Objective
Copy each line of the data below with the word "destructor".

Data lines
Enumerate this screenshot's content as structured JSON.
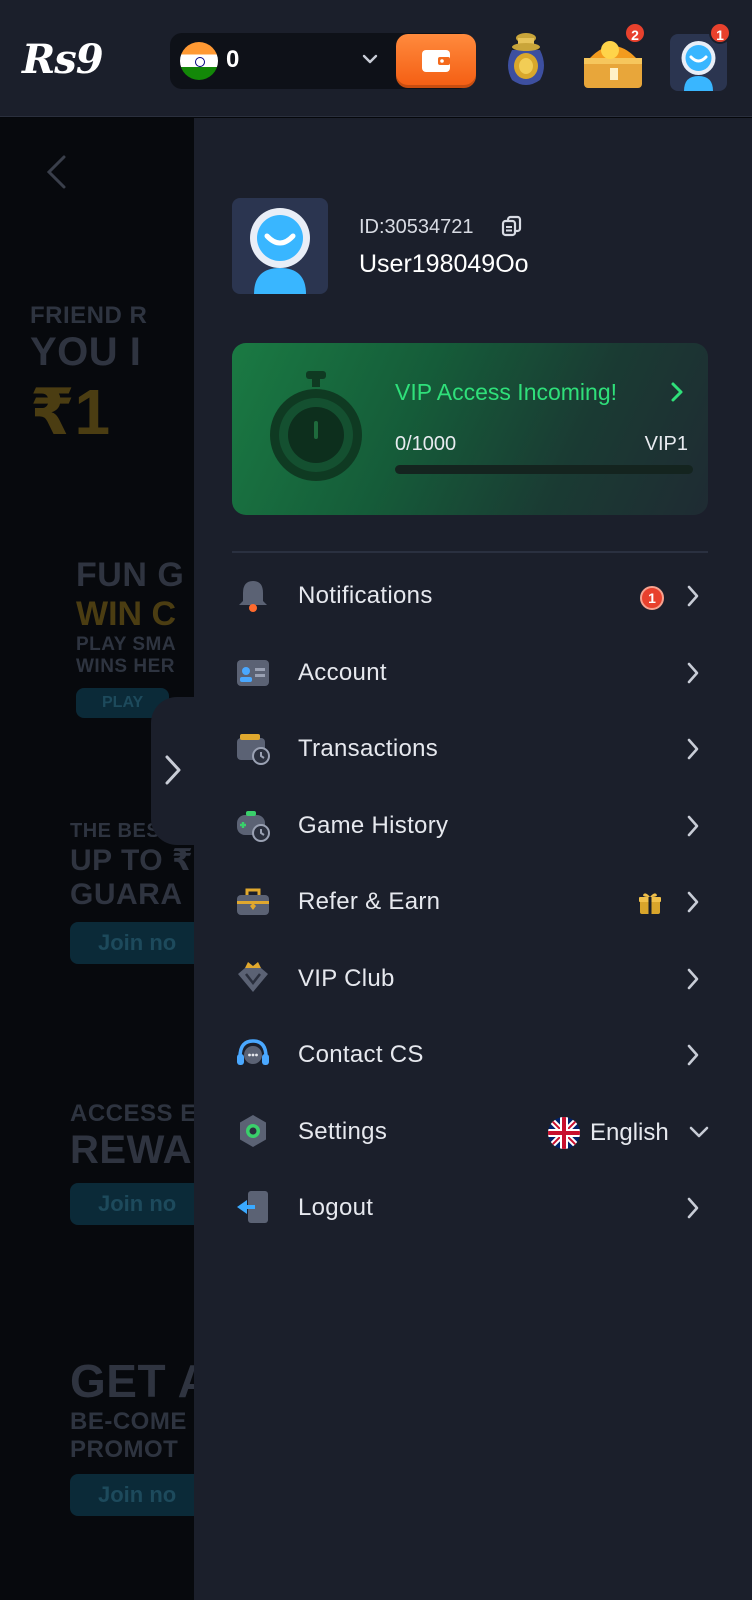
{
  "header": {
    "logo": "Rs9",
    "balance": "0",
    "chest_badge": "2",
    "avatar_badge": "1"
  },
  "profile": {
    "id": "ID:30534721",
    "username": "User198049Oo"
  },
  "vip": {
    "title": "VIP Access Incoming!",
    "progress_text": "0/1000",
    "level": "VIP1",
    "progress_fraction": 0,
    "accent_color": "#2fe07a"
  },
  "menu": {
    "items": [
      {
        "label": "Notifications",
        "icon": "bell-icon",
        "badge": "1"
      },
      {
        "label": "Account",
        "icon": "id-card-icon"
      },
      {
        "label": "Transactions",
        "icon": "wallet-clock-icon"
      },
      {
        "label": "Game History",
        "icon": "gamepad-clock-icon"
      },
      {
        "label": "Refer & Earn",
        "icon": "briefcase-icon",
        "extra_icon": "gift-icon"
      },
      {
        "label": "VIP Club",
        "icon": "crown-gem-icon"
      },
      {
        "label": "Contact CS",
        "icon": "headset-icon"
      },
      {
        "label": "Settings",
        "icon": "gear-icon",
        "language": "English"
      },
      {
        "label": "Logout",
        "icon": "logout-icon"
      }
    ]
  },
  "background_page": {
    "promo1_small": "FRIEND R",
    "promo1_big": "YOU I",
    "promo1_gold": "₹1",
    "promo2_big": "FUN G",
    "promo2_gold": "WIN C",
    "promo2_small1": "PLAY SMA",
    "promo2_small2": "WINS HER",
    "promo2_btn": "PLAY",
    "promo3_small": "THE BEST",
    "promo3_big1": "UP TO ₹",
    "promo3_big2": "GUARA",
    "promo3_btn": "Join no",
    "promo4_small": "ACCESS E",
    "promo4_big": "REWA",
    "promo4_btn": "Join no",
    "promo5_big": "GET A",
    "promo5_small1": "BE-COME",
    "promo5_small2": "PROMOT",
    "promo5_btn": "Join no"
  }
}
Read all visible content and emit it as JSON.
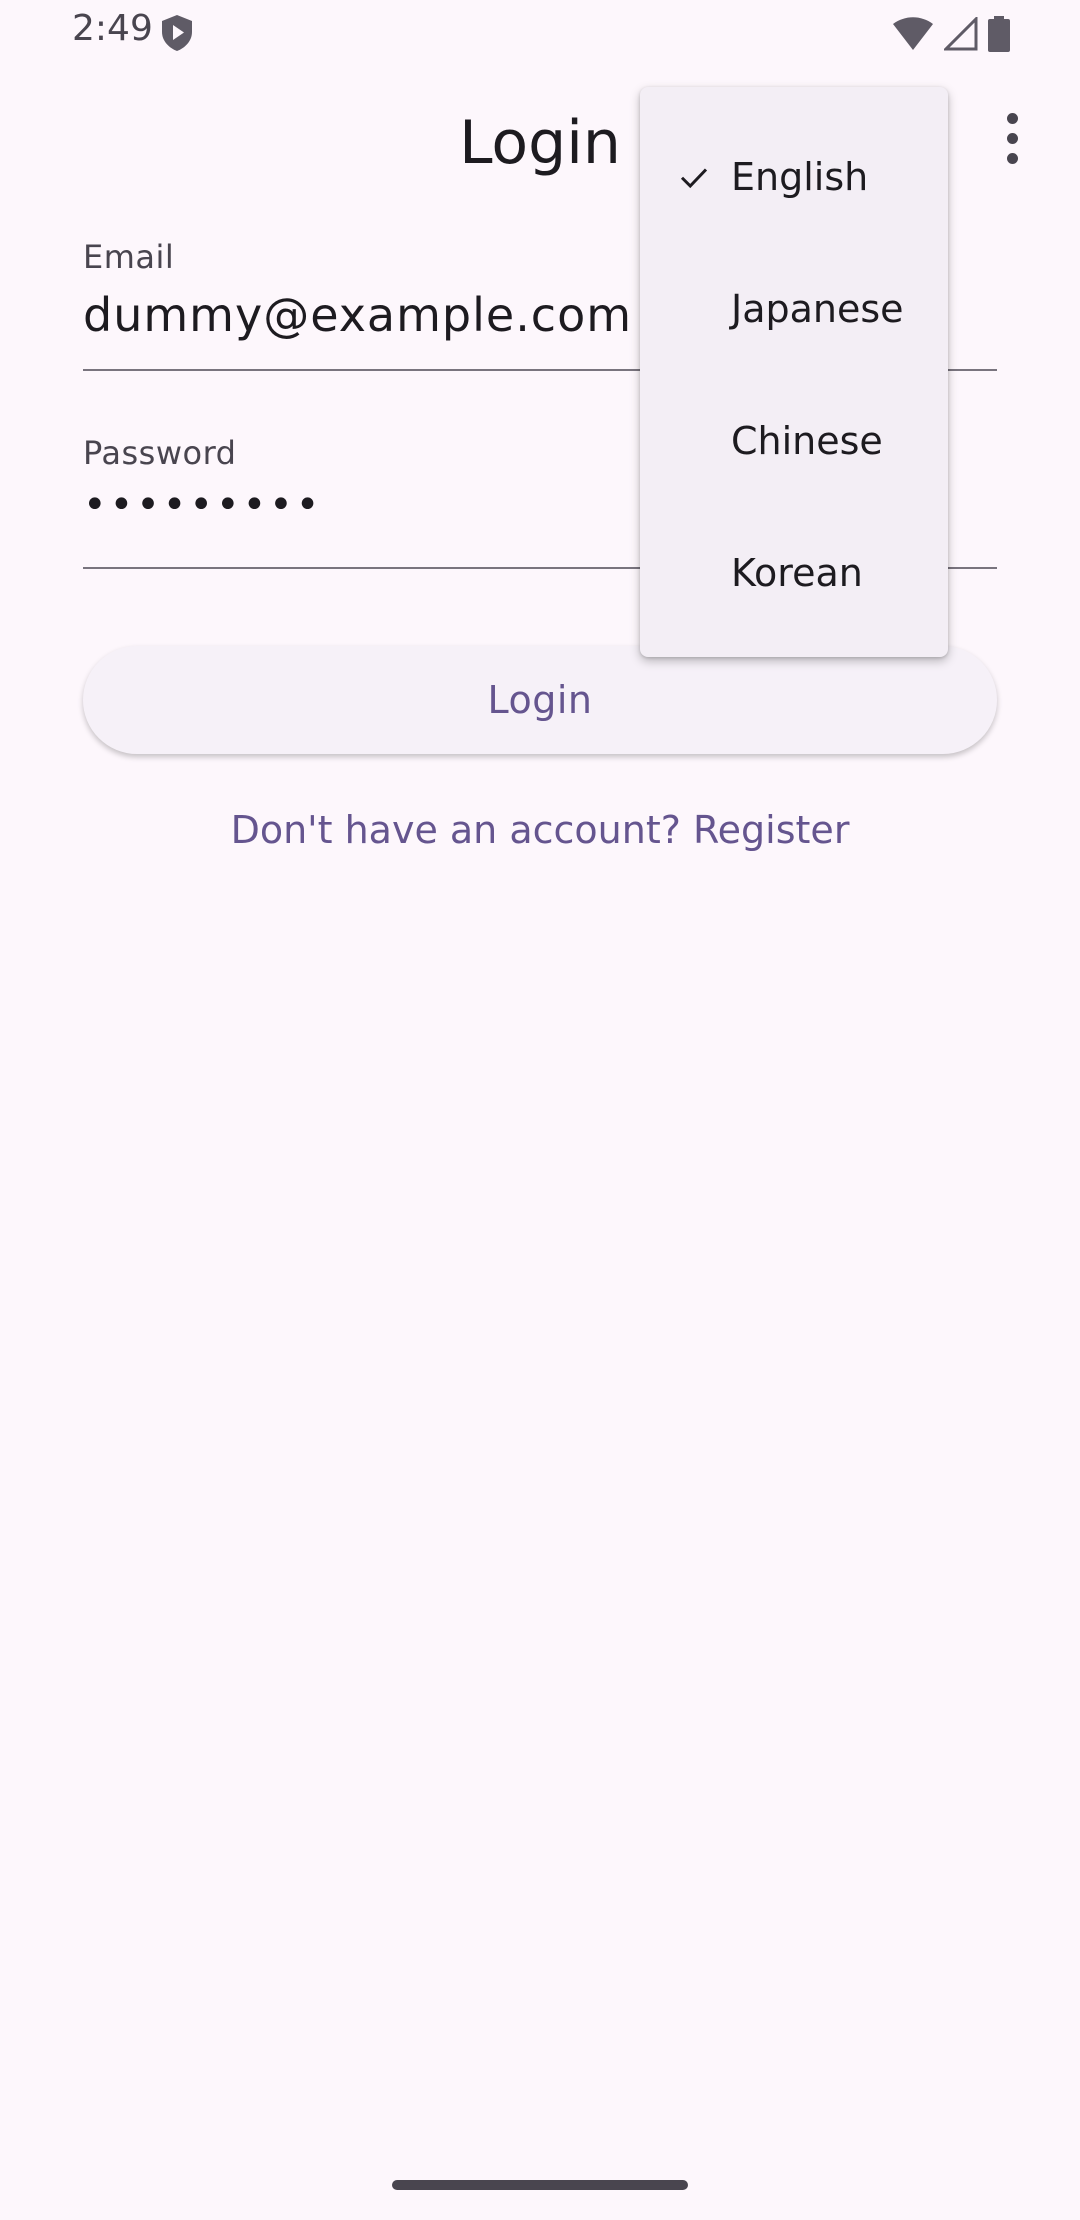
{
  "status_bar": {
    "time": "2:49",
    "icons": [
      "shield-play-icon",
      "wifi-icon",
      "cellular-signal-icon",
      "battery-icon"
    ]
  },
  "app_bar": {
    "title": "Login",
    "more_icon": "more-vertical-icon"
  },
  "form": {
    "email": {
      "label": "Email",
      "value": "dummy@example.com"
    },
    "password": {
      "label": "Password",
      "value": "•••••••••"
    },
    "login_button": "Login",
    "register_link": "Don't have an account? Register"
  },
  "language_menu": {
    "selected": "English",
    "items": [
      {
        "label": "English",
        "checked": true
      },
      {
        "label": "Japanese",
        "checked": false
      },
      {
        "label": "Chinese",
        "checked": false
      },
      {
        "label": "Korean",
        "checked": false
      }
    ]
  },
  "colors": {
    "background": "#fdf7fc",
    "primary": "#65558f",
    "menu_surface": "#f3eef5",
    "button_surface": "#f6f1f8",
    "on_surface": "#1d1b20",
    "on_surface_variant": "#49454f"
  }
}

...

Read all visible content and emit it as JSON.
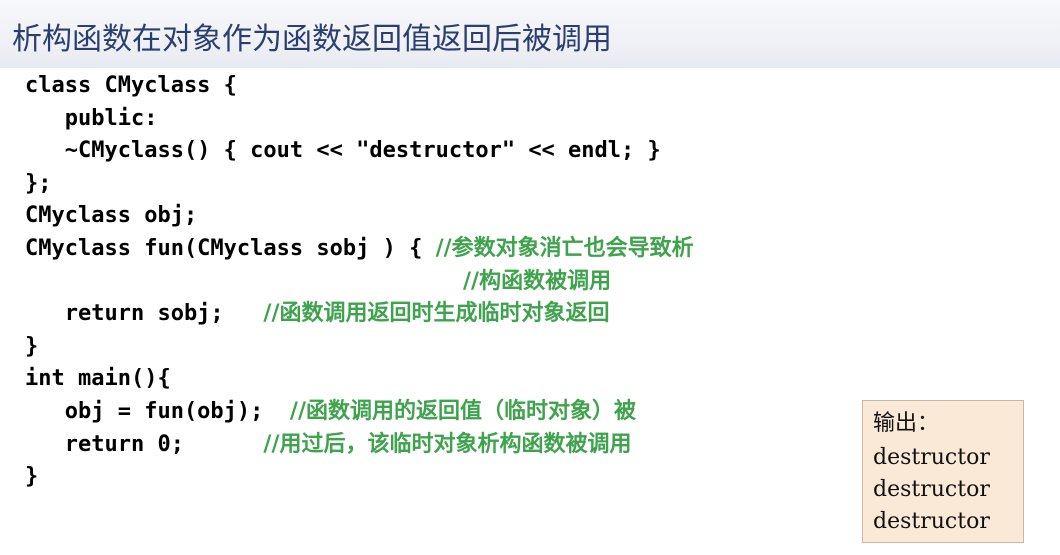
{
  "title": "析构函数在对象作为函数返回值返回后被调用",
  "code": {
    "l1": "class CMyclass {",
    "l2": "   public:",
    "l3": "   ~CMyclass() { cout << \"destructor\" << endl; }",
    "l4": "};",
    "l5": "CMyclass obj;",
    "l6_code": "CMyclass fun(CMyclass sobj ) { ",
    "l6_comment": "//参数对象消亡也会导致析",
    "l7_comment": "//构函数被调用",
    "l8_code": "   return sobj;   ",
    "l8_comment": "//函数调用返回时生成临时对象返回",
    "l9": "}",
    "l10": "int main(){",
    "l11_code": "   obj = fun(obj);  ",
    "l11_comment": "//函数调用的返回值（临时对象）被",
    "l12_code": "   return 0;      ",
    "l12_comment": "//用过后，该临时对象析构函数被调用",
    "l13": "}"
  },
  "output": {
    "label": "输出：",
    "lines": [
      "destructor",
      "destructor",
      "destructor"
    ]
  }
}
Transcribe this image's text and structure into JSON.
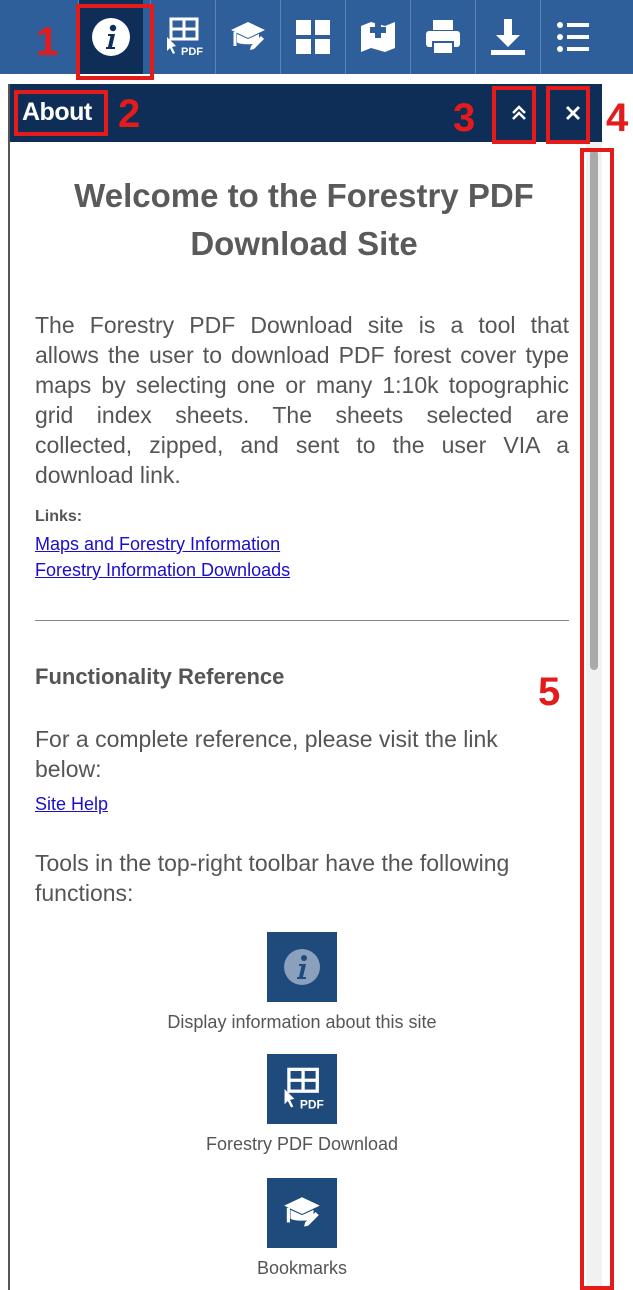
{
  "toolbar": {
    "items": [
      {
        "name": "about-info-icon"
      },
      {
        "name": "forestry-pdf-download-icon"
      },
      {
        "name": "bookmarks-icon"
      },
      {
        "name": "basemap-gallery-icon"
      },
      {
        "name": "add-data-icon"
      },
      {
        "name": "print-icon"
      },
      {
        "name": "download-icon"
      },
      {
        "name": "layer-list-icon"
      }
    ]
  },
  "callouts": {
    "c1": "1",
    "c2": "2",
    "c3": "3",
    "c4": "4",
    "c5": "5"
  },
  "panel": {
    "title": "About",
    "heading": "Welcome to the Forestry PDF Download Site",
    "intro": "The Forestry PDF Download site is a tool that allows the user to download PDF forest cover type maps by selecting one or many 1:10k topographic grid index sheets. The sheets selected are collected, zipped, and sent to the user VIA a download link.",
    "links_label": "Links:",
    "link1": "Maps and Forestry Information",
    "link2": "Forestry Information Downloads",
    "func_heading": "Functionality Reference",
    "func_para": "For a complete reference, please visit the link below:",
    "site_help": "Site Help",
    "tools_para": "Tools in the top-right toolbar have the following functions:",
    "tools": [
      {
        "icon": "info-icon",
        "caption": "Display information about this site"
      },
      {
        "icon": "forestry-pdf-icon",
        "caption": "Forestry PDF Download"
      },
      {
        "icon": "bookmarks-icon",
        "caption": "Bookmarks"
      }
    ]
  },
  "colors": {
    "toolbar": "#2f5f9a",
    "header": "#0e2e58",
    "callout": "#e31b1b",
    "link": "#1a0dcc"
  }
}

...

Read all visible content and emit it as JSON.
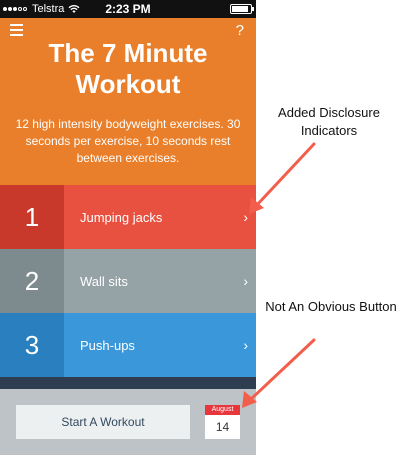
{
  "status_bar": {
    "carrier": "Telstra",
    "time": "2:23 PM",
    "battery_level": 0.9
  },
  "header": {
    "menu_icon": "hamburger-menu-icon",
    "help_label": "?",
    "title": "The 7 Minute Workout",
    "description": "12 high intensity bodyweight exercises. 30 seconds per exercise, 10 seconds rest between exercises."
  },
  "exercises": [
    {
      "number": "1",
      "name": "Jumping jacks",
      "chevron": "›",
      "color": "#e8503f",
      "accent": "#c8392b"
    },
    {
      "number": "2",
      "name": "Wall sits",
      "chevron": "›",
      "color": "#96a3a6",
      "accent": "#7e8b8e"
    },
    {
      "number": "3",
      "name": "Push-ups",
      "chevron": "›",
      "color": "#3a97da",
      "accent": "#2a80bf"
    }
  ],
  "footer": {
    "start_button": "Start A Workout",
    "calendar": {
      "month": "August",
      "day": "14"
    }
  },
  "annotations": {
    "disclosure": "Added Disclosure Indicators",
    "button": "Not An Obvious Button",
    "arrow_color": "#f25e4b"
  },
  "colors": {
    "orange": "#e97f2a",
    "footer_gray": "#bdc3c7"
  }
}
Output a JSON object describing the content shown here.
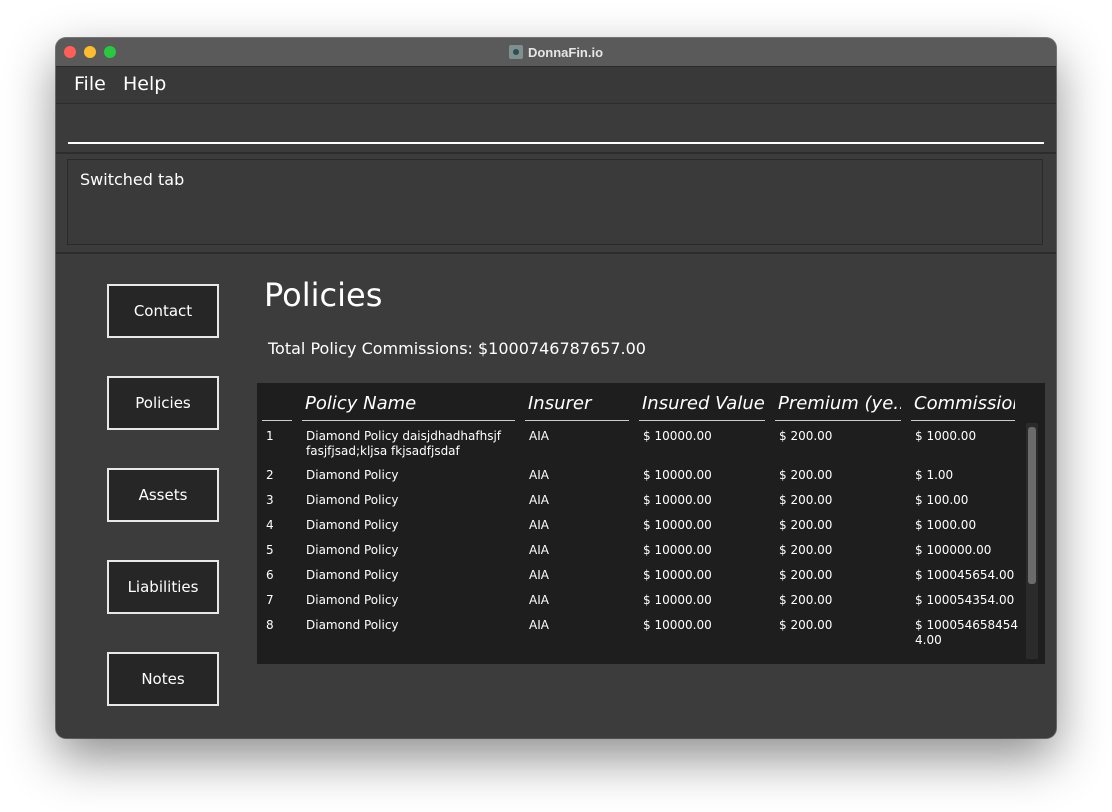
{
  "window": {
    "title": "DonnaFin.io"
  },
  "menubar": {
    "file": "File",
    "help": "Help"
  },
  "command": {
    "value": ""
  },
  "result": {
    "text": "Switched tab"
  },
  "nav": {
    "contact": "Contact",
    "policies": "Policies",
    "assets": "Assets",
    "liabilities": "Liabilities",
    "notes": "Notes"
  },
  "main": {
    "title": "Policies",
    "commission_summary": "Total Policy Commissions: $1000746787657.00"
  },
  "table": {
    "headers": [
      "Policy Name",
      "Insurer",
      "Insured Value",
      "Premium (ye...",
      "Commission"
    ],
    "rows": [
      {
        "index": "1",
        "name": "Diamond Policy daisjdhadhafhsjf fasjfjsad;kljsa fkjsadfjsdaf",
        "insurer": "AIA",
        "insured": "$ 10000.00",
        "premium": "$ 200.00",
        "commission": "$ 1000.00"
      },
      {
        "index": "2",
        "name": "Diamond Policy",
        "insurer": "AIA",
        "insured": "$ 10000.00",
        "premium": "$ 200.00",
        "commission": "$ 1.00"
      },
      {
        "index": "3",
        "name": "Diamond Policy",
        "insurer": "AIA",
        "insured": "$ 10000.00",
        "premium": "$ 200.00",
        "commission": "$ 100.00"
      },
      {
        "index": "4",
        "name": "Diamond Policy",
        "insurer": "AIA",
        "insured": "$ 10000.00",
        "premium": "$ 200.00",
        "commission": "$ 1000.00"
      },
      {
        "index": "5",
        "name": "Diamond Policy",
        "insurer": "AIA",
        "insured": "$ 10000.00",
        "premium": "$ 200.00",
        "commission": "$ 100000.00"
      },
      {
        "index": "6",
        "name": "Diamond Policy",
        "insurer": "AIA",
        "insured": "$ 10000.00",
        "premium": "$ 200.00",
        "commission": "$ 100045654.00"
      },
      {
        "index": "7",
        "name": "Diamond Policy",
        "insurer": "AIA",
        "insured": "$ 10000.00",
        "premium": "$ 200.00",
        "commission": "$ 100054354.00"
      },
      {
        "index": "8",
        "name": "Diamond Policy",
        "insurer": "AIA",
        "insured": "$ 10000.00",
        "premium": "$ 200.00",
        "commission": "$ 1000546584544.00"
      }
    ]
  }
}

Solution
    "l3": "   ~CMyclass() { cout << \"destructor\" << endl; }",
      "destructor",
      "destructor",
      "destructor"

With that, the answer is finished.